## start
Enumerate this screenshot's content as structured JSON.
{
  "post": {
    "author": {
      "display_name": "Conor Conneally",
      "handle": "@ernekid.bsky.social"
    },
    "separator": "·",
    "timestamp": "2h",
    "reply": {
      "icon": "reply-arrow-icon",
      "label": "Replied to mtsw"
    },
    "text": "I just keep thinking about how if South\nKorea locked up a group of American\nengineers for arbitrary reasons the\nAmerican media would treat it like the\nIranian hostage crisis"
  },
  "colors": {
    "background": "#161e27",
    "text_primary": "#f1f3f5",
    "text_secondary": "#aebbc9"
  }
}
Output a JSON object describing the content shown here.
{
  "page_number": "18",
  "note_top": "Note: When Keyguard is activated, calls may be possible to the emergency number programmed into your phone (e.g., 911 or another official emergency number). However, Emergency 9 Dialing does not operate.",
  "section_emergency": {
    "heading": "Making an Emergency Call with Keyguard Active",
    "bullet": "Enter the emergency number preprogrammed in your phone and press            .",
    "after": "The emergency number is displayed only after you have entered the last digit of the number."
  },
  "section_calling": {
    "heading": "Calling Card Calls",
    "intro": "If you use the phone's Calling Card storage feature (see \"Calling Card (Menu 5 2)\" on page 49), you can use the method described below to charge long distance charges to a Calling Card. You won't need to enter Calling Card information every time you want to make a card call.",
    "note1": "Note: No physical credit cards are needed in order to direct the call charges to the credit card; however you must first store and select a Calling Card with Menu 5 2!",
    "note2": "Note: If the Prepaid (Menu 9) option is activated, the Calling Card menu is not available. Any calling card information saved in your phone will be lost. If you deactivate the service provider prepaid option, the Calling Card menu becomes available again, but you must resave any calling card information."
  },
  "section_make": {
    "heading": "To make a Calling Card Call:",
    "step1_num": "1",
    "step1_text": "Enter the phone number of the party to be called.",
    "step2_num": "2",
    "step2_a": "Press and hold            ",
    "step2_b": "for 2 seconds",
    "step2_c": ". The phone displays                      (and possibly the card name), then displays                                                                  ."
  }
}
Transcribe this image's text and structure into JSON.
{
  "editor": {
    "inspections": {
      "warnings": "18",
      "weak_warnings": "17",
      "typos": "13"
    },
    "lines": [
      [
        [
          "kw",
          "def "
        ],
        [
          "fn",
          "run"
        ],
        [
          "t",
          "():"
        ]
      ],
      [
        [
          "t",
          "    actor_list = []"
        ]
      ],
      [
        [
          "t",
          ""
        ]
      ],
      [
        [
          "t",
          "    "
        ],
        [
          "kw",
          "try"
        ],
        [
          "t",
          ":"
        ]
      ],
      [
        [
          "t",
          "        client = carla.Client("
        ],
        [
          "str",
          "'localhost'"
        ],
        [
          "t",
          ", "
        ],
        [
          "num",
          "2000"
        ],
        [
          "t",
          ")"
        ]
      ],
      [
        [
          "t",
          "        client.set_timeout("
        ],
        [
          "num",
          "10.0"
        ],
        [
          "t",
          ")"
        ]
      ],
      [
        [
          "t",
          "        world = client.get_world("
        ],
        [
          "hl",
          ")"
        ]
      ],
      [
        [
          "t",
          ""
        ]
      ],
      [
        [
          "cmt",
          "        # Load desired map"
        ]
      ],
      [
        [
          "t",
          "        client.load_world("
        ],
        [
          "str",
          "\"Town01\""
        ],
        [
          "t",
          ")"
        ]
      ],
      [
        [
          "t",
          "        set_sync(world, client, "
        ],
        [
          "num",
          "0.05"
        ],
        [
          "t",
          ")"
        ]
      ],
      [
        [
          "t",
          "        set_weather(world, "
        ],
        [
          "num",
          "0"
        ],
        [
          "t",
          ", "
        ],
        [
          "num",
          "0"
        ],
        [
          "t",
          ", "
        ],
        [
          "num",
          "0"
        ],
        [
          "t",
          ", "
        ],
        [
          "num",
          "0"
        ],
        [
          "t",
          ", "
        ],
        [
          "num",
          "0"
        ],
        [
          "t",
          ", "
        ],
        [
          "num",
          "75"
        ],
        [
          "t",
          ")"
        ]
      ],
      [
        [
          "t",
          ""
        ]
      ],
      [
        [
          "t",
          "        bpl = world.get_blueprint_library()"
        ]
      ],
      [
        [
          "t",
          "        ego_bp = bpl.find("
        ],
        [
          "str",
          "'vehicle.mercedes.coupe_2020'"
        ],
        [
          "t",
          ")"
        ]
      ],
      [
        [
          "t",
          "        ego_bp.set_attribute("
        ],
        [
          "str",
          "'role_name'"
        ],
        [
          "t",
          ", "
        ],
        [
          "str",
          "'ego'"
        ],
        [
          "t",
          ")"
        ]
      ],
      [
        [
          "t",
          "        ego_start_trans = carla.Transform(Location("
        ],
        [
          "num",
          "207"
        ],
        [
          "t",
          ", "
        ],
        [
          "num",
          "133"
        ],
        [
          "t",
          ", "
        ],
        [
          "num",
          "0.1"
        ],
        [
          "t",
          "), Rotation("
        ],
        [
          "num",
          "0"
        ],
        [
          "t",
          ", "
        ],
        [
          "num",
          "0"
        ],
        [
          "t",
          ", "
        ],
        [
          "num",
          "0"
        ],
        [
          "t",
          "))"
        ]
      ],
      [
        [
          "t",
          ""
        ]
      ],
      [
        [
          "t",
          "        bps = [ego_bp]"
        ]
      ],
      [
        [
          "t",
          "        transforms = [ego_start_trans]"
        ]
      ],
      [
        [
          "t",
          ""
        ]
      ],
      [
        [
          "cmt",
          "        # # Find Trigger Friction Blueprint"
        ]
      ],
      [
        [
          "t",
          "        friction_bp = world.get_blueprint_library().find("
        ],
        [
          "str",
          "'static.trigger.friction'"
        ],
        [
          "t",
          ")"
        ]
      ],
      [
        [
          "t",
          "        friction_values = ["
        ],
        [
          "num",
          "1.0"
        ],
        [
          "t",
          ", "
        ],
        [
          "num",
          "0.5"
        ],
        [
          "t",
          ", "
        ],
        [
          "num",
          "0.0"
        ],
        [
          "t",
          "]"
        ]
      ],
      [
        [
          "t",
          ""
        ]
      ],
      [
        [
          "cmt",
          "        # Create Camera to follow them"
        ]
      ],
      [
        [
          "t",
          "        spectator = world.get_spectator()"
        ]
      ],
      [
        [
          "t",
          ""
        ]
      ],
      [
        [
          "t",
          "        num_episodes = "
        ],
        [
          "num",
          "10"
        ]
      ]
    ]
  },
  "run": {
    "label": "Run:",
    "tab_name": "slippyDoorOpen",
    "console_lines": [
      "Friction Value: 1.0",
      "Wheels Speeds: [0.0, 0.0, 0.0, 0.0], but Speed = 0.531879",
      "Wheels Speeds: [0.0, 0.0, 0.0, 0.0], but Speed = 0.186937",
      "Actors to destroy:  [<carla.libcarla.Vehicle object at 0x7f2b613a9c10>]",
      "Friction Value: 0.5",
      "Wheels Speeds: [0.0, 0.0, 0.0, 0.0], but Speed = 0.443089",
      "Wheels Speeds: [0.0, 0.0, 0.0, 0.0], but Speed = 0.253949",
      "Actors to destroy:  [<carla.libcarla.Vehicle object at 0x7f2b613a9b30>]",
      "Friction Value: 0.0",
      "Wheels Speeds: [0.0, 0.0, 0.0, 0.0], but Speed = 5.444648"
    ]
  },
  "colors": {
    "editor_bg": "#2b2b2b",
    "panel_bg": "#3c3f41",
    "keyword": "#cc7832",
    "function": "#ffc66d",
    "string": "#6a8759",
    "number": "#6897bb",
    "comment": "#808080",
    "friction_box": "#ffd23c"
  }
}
## end
# TO BE DONE
Give an exact copy of all the data shown above.

# EXPECTED ANSWER
Enumerate this screenshot's content as structured JSON.
{
  "post": {
    "author": {
      "display_name": "Conor Conneally",
      "handle": "@ernekid.bsky.social"
    },
    "separator": "·",
    "timestamp": "2h",
    "reply": {
      "icon": "reply-arrow-icon",
      "label": "Replied to mtsw"
    },
    "text": "I just keep thinking about how if South\nKorea locked up a group of American\nengineers for arbitrary reasons the\nAmerican media would treat it like the\nIranian hostage crisis"
  },
  "colors": {
    "background": "#161e27",
    "text_primary": "#f1f3f5",
    "text_secondary": "#aebbc9"
  }
}
Output a JSON object describing the content shown here.
{
  "page_number": "18",
  "note_top": "Note: When Keyguard is activated, calls may be possible to the emergency number programmed into your phone (e.g., 911 or another official emergency number). However, Emergency 9 Dialing does not operate.",
  "section_emergency": {
    "heading": "Making an Emergency Call with Keyguard Active",
    "bullet": "Enter the emergency number preprogrammed in your phone and press            .",
    "after": "The emergency number is displayed only after you have entered the last digit of the number."
  },
  "section_calling": {
    "heading": "Calling Card Calls",
    "intro": "If you use the phone's Calling Card storage feature (see \"Calling Card (Menu 5 2)\" on page 49), you can use the method described below to charge long distance charges to a Calling Card. You won't need to enter Calling Card information every time you want to make a card call.",
    "note1": "Note: No physical credit cards are needed in order to direct the call charges to the credit card; however you must first store and select a Calling Card with Menu 5 2!",
    "note2": "Note: If the Prepaid (Menu 9) option is activated, the Calling Card menu is not available. Any calling card information saved in your phone will be lost. If you deactivate the service provider prepaid option, the Calling Card menu becomes available again, but you must resave any calling card information."
  },
  "section_make": {
    "heading": "To make a Calling Card Call:",
    "step1_num": "1",
    "step1_text": "Enter the phone number of the party to be called.",
    "step2_num": "2",
    "step2_a": "Press and hold            ",
    "step2_b": "for 2 seconds",
    "step2_c": ". The phone displays                      (and possibly the card name), then displays                                                                  ."
  }
}
Transcribe this image's text and structure into JSON.
{
  "editor": {
    "inspections": {
      "warnings": "18",
      "weak_warnings": "17",
      "typos": "13"
    },
    "lines": [
      [
        [
          "kw",
          "def "
        ],
        [
          "fn",
          "run"
        ],
        [
          "t",
          "():"
        ]
      ],
      [
        [
          "t",
          "    actor_list = []"
        ]
      ],
      [
        [
          "t",
          ""
        ]
      ],
      [
        [
          "t",
          "    "
        ],
        [
          "kw",
          "try"
        ],
        [
          "t",
          ":"
        ]
      ],
      [
        [
          "t",
          "        client = carla.Client("
        ],
        [
          "str",
          "'localhost'"
        ],
        [
          "t",
          ", "
        ],
        [
          "num",
          "2000"
        ],
        [
          "t",
          ")"
        ]
      ],
      [
        [
          "t",
          "        client.set_timeout("
        ],
        [
          "num",
          "10.0"
        ],
        [
          "t",
          ")"
        ]
      ],
      [
        [
          "t",
          "        world = client.get_world("
        ],
        [
          "hl",
          ")"
        ]
      ],
      [
        [
          "t",
          ""
        ]
      ],
      [
        [
          "cmt",
          "        # Load desired map"
        ]
      ],
      [
        [
          "t",
          "        client.load_world("
        ],
        [
          "str",
          "\"Town01\""
        ],
        [
          "t",
          ")"
        ]
      ],
      [
        [
          "t",
          "        set_sync(world, client, "
        ],
        [
          "num",
          "0.05"
        ],
        [
          "t",
          ")"
        ]
      ],
      [
        [
          "t",
          "        set_weather(world, "
        ],
        [
          "num",
          "0"
        ],
        [
          "t",
          ", "
        ],
        [
          "num",
          "0"
        ],
        [
          "t",
          ", "
        ],
        [
          "num",
          "0"
        ],
        [
          "t",
          ", "
        ],
        [
          "num",
          "0"
        ],
        [
          "t",
          ", "
        ],
        [
          "num",
          "0"
        ],
        [
          "t",
          ", "
        ],
        [
          "num",
          "75"
        ],
        [
          "t",
          ")"
        ]
      ],
      [
        [
          "t",
          ""
        ]
      ],
      [
        [
          "t",
          "        bpl = world.get_blueprint_library()"
        ]
      ],
      [
        [
          "t",
          "        ego_bp = bpl.find("
        ],
        [
          "str",
          "'vehicle.mercedes.coupe_2020'"
        ],
        [
          "t",
          ")"
        ]
      ],
      [
        [
          "t",
          "        ego_bp.set_attribute("
        ],
        [
          "str",
          "'role_name'"
        ],
        [
          "t",
          ", "
        ],
        [
          "str",
          "'ego'"
        ],
        [
          "t",
          ")"
        ]
      ],
      [
        [
          "t",
          "        ego_start_trans = carla.Transform(Location("
        ],
        [
          "num",
          "207"
        ],
        [
          "t",
          ", "
        ],
        [
          "num",
          "133"
        ],
        [
          "t",
          ", "
        ],
        [
          "num",
          "0.1"
        ],
        [
          "t",
          "), Rotation("
        ],
        [
          "num",
          "0"
        ],
        [
          "t",
          ", "
        ],
        [
          "num",
          "0"
        ],
        [
          "t",
          ", "
        ],
        [
          "num",
          "0"
        ],
        [
          "t",
          "))"
        ]
      ],
      [
        [
          "t",
          ""
        ]
      ],
      [
        [
          "t",
          "        bps = [ego_bp]"
        ]
      ],
      [
        [
          "t",
          "        transforms = [ego_start_trans]"
        ]
      ],
      [
        [
          "t",
          ""
        ]
      ],
      [
        [
          "cmt",
          "        # # Find Trigger Friction Blueprint"
        ]
      ],
      [
        [
          "t",
          "        friction_bp = world.get_blueprint_library().find("
        ],
        [
          "str",
          "'static.trigger.friction'"
        ],
        [
          "t",
          ")"
        ]
      ],
      [
        [
          "t",
          "        friction_values = ["
        ],
        [
          "num",
          "1.0"
        ],
        [
          "t",
          ", "
        ],
        [
          "num",
          "0.5"
        ],
        [
          "t",
          ", "
        ],
        [
          "num",
          "0.0"
        ],
        [
          "t",
          "]"
        ]
      ],
      [
        [
          "t",
          ""
        ]
      ],
      [
        [
          "cmt",
          "        # Create Camera to follow them"
        ]
      ],
      [
        [
          "t",
          "        spectator = world.get_spectator()"
        ]
      ],
      [
        [
          "t",
          ""
        ]
      ],
      [
        [
          "t",
          "        num_episodes = "
        ],
        [
          "num",
          "10"
        ]
      ]
    ]
  },
  "run": {
    "label": "Run:",
    "tab_name": "slippyDoorOpen",
    "console_lines": [
      "Friction Value: 1.0",
      "Wheels Speeds: [0.0, 0.0, 0.0, 0.0], but Speed = 0.531879",
      "Wheels Speeds: [0.0, 0.0, 0.0, 0.0], but Speed = 0.186937",
      "Actors to destroy:  [<carla.libcarla.Vehicle object at 0x7f2b613a9c10>]",
      "Friction Value: 0.5",
      "Wheels Speeds: [0.0, 0.0, 0.0, 0.0], but Speed = 0.443089",
      "Wheels Speeds: [0.0, 0.0, 0.0, 0.0], but Speed = 0.253949",
      "Actors to destroy:  [<carla.libcarla.Vehicle object at 0x7f2b613a9b30>]",
      "Friction Value: 0.0",
      "Wheels Speeds: [0.0, 0.0, 0.0, 0.0], but Speed = 5.444648"
    ]
  },
  "colors": {
    "editor_bg": "#2b2b2b",
    "panel_bg": "#3c3f41",
    "keyword": "#cc7832",
    "function": "#ffc66d",
    "string": "#6a8759",
    "number": "#6897bb",
    "comment": "#808080",
    "friction_box": "#ffd23c"
  }
}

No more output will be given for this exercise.